Data records
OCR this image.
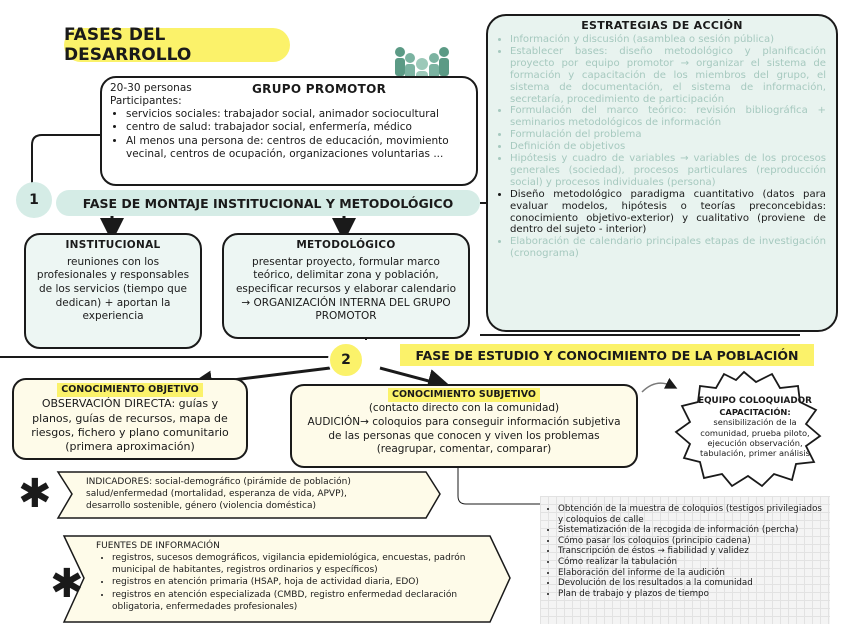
FASES DEL DESARROLLO
GRUPO PROMOTOR
20-30 personas
Participantes:
• servicios sociales: trabajador social, animador sociocultural
• centro de salud: trabajador social, enfermería, médico
• Al menos una persona de: centros de educación, movimiento vecinal, centros de ocupación, organizaciones voluntarias ...
1	FASE DE MONTAJE INSTITUCIONAL Y METODOLÓGICO
INSTITUCIONAL
reuniones con los profesionales y responsables de los servicios (tiempo que dedican) + aportan la experiencia
METODOLÓGICO
presentar proyecto, formular marco teórico, delimitar zona y población, especificar recursos y elaborar calendario → ORGANIZACIÓN INTERNA DEL GRUPO PROMOTOR
ESTRATEGIAS DE ACCIÓN
• Información y discusión (asamblea o sesión pública)
• Establecer bases: diseño metodológico y planificación proyecto por equipo promotor → organizar el sistema de formación y capacitación de los miembros del grupo, el sistema de documentación, el sistema de información, secretaría, procedimiento de participación
• Formulación del marco teórico: revisión bibliográfica + seminarios metodológicos de información
• Formulación del problema
• Definición de objetivos
• Hipótesis y cuadro de variables → variables de los procesos generales (sociedad), procesos particulares (reproducción social) y procesos individuales (persona)
• Diseño metodológico paradigma cuantitativo (datos para evaluar modelos, hipótesis o teorías preconcebidas: conocimiento objetivo-exterior) y cualitativo (proviene de dentro del sujeto - interior)
• Elaboración de calendario principales etapas de investigación (cronograma)
2	FASE DE ESTUDIO Y CONOCIMIENTO DE LA POBLACIÓN
CONOCIMIENTO OBJETIVO
OBSERVACIÓN DIRECTA: guías y planos, guías de recursos, mapa de riesgos, fichero y plano comunitario (primera aproximación)
CONOCIMIENTO SUBJETIVO
(contacto directo con la comunidad)
AUDICIÓN→ coloquios para conseguir información subjetiva de las personas que conocen y viven los problemas
(reagrupar, comentar, comparar)
EQUIPO COLOQUIADOR
CAPACITACIÓN:
sensibilización de la comunidad, prueba piloto, ejecución observación, tabulación, primer análisis
✱
✱
INDICADORES: social-demográfico (pirámide de población)
salud/enfermedad (mortalidad, esperanza de vida, APVP),
desarrollo sostenible, género (violencia doméstica)
FUENTES DE INFORMACIÓN
• registros, sucesos demográficos, vigilancia epidemiológica, encuestas, padrón municipal de habitantes, registros ordinarios y específicos)
• registros en atención primaria (HSAP, hoja de actividad diaria, EDO)
• registros en atención especializada (CMBD, registro enfermedad declaración obligatoria, enfermedades profesionales)
• Obtención de la muestra de coloquios (testigos privilegiados y coloquios de calle
• Sistematización de la recogida de información (percha)
• Cómo pasar los coloquios (principio cadena)
• Transcripción de éstos → fiabilidad y validez
• Cómo realizar la tabulación
• Elaboración del informe de la audición
• Devolución de los resultados a la comunidad
• Plan de trabajo y plazos de tiempo
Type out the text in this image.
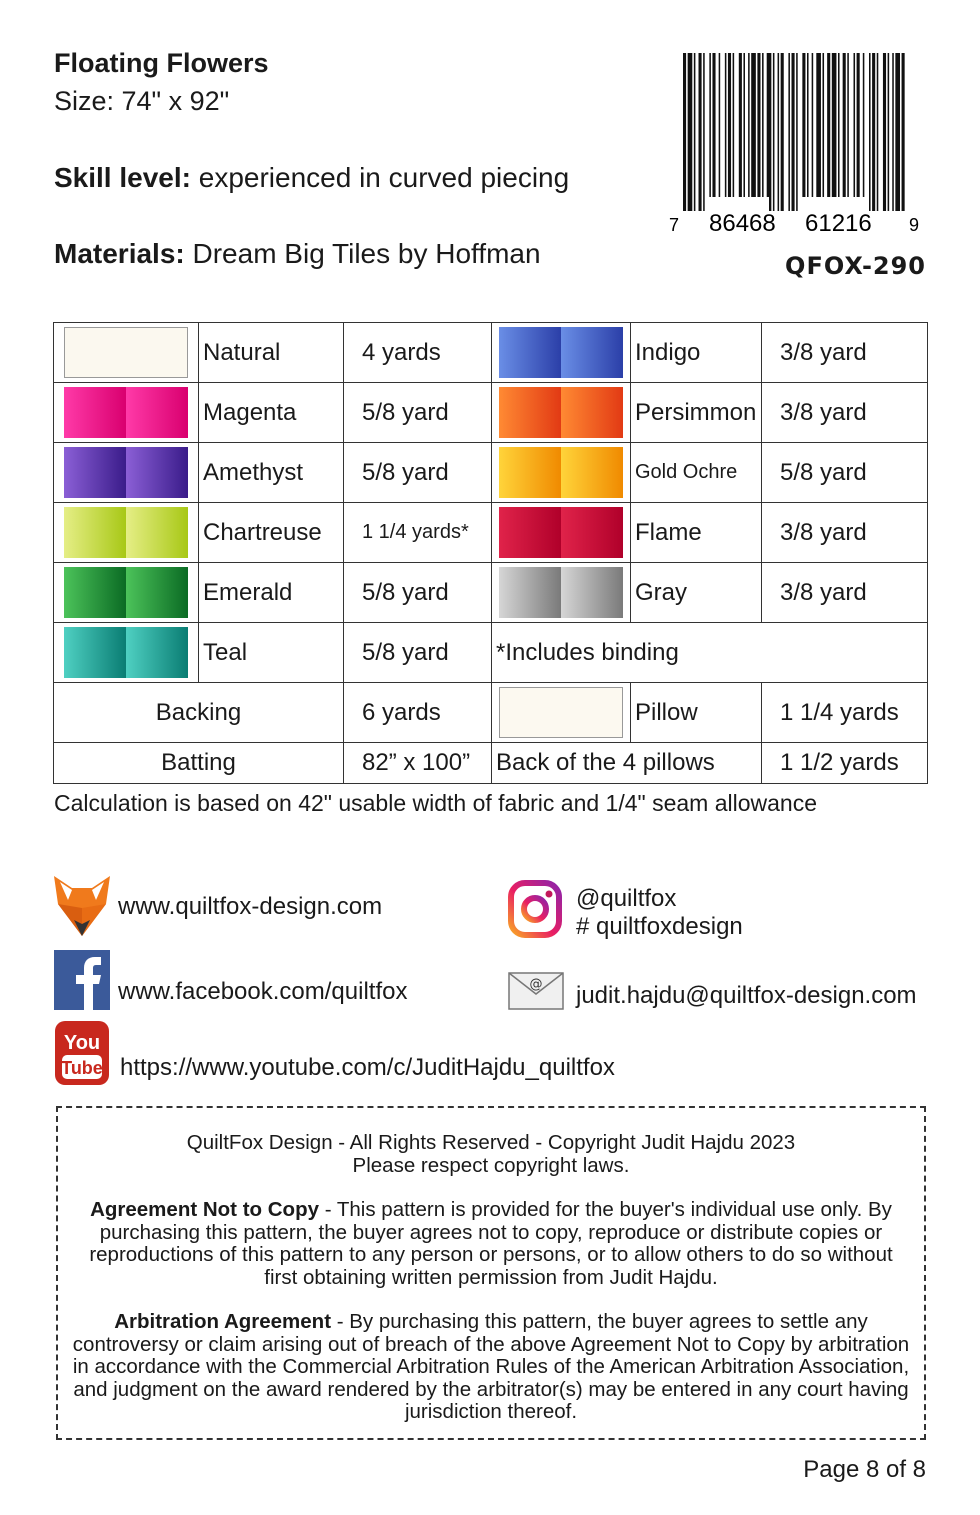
Floating Flowers
Size: 74" x 92"
Skill level: experienced in curved piecing
Materials: Dream Big Tiles by Hoffman
7 86468 61216 9
QFOX-290
	Natural	4 yards		Indigo	3/8 yard

	Magenta	5/8 yard		Persimmon	3/8 yard

	Amethyst	5/8 yard		Gold Ochre	5/8 yard

	Chartreuse	1 1/4 yards*		Flame	3/8 yard

	Emerald	5/8 yard		Gray	3/8 yard

	Teal	5/8 yard	*Includes binding		
Backing		6 yards		Pillow	1 1/4 yards
Batting		82” x 100”	Back of the 4 pillows		1 1/2 yards
Calculation is based on 42" usable width of fabric and 1/4" seam allowance
www.quiltfox-design.com
www.facebook.com/quiltfox
You
Tube https://www.youtube.com/c/JuditHajdu_quiltfox
@quiltfox
# quiltfoxdesign
@ judit.hajdu@quiltfox-design.com

QuiltFox Design - All Rights Reserved - Copyright Judit Hajdu 2023
Please respect copyright laws.

Agreement Not to Copy - This pattern is provided for the buyer's individual use only. By purchasing this pattern, the buyer agrees not to copy, reproduce or distribute copies or reproductions of this pattern to any person or persons, or to allow others to do so without first obtaining written permission from Judit Hajdu.

Arbitration Agreement - By purchasing this pattern, the buyer agrees to settle any controversy or claim arising out of breach of the above Agreement Not to Copy by arbitration in accordance with the Commercial Arbitration Rules of the American Arbitration Association, and judgment on the award rendered by the arbitrator(s) may be entered in any court having jurisdiction thereof.

Page 8 of 8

# Task directions:
All of the data above should be transcribed verbatim, with pictures omitted.

# Correct result:
OCR this image.
FASES DEL DESARROLLO
GRUPO PROMOTOR
20-30 personas
Participantes:
• servicios sociales: trabajador social, animador sociocultural
• centro de salud: trabajador social, enfermería, médico
• Al menos una persona de: centros de educación, movimiento vecinal, centros de ocupación, organizaciones voluntarias ...
1	FASE DE MONTAJE INSTITUCIONAL Y METODOLÓGICO
INSTITUCIONAL
reuniones con los profesionales y responsables de los servicios (tiempo que dedican) + aportan la experiencia
METODOLÓGICO
presentar proyecto, formular marco teórico, delimitar zona y población, especificar recursos y elaborar calendario → ORGANIZACIÓN INTERNA DEL GRUPO PROMOTOR
ESTRATEGIAS DE ACCIÓN
• Información y discusión (asamblea o sesión pública)
• Establecer bases: diseño metodológico y planificación proyecto por equipo promotor → organizar el sistema de formación y capacitación de los miembros del grupo, el sistema de documentación, el sistema de información, secretaría, procedimiento de participación
• Formulación del marco teórico: revisión bibliográfica + seminarios metodológicos de información
• Formulación del problema
• Definición de objetivos
• Hipótesis y cuadro de variables → variables de los procesos generales (sociedad), procesos particulares (reproducción social) y procesos individuales (persona)
• Diseño metodológico paradigma cuantitativo (datos para evaluar modelos, hipótesis o teorías preconcebidas: conocimiento objetivo-exterior) y cualitativo (proviene de dentro del sujeto - interior)
• Elaboración de calendario principales etapas de investigación (cronograma)
2	FASE DE ESTUDIO Y CONOCIMIENTO DE LA POBLACIÓN
CONOCIMIENTO OBJETIVO
OBSERVACIÓN DIRECTA: guías y planos, guías de recursos, mapa de riesgos, fichero y plano comunitario (primera aproximación)
CONOCIMIENTO SUBJETIVO
(contacto directo con la comunidad)
AUDICIÓN→ coloquios para conseguir información subjetiva de las personas que conocen y viven los problemas
(reagrupar, comentar, comparar)
EQUIPO COLOQUIADOR
CAPACITACIÓN:
sensibilización de la comunidad, prueba piloto, ejecución observación, tabulación, primer análisis
✱
✱
INDICADORES: social-demográfico (pirámide de población)
salud/enfermedad (mortalidad, esperanza de vida, APVP),
desarrollo sostenible, género (violencia doméstica)
FUENTES DE INFORMACIÓN
• registros, sucesos demográficos, vigilancia epidemiológica, encuestas, padrón municipal de habitantes, registros ordinarios y específicos)
• registros en atención primaria (HSAP, hoja de actividad diaria, EDO)
• registros en atención especializada (CMBD, registro enfermedad declaración obligatoria, enfermedades profesionales)
• Obtención de la muestra de coloquios (testigos privilegiados y coloquios de calle
• Sistematización de la recogida de información (percha)
• Cómo pasar los coloquios (principio cadena)
• Transcripción de éstos → fiabilidad y validez
• Cómo realizar la tabulación
• Elaboración del informe de la audición
• Devolución de los resultados a la comunidad
• Plan de trabajo y plazos de tiempo
Type out the text in this image.
Floating Flowers
Size: 74" x 92"
Skill level: experienced in curved piecing
Materials: Dream Big Tiles by Hoffman
7 86468 61216 9
QFOX-290
	Natural	4 yards		Indigo	3/8 yard

	Magenta	5/8 yard		Persimmon	3/8 yard

	Amethyst	5/8 yard		Gold Ochre	5/8 yard

	Chartreuse	1 1/4 yards*		Flame	3/8 yard

	Emerald	5/8 yard		Gray	3/8 yard

	Teal	5/8 yard	*Includes binding		
Backing		6 yards		Pillow	1 1/4 yards
Batting		82” x 100”	Back of the 4 pillows		1 1/2 yards
Calculation is based on 42" usable width of fabric and 1/4" seam allowance
www.quiltfox-design.com
www.facebook.com/quiltfox
You
Tube https://www.youtube.com/c/JuditHajdu_quiltfox
@quiltfox
# quiltfoxdesign
@ judit.hajdu@quiltfox-design.com

QuiltFox Design - All Rights Reserved - Copyright Judit Hajdu 2023
Please respect copyright laws.

Agreement Not to Copy - This pattern is provided for the buyer's individual use only. By purchasing this pattern, the buyer agrees not to copy, reproduce or distribute copies or reproductions of this pattern to any person or persons, or to allow others to do so without first obtaining written permission from Judit Hajdu.

Arbitration Agreement - By purchasing this pattern, the buyer agrees to settle any controversy or claim arising out of breach of the above Agreement Not to Copy by arbitration in accordance with the Commercial Arbitration Rules of the American Arbitration Association, and judgment on the award rendered by the arbitrator(s) may be entered in any court having jurisdiction thereof.

Page 8 of 8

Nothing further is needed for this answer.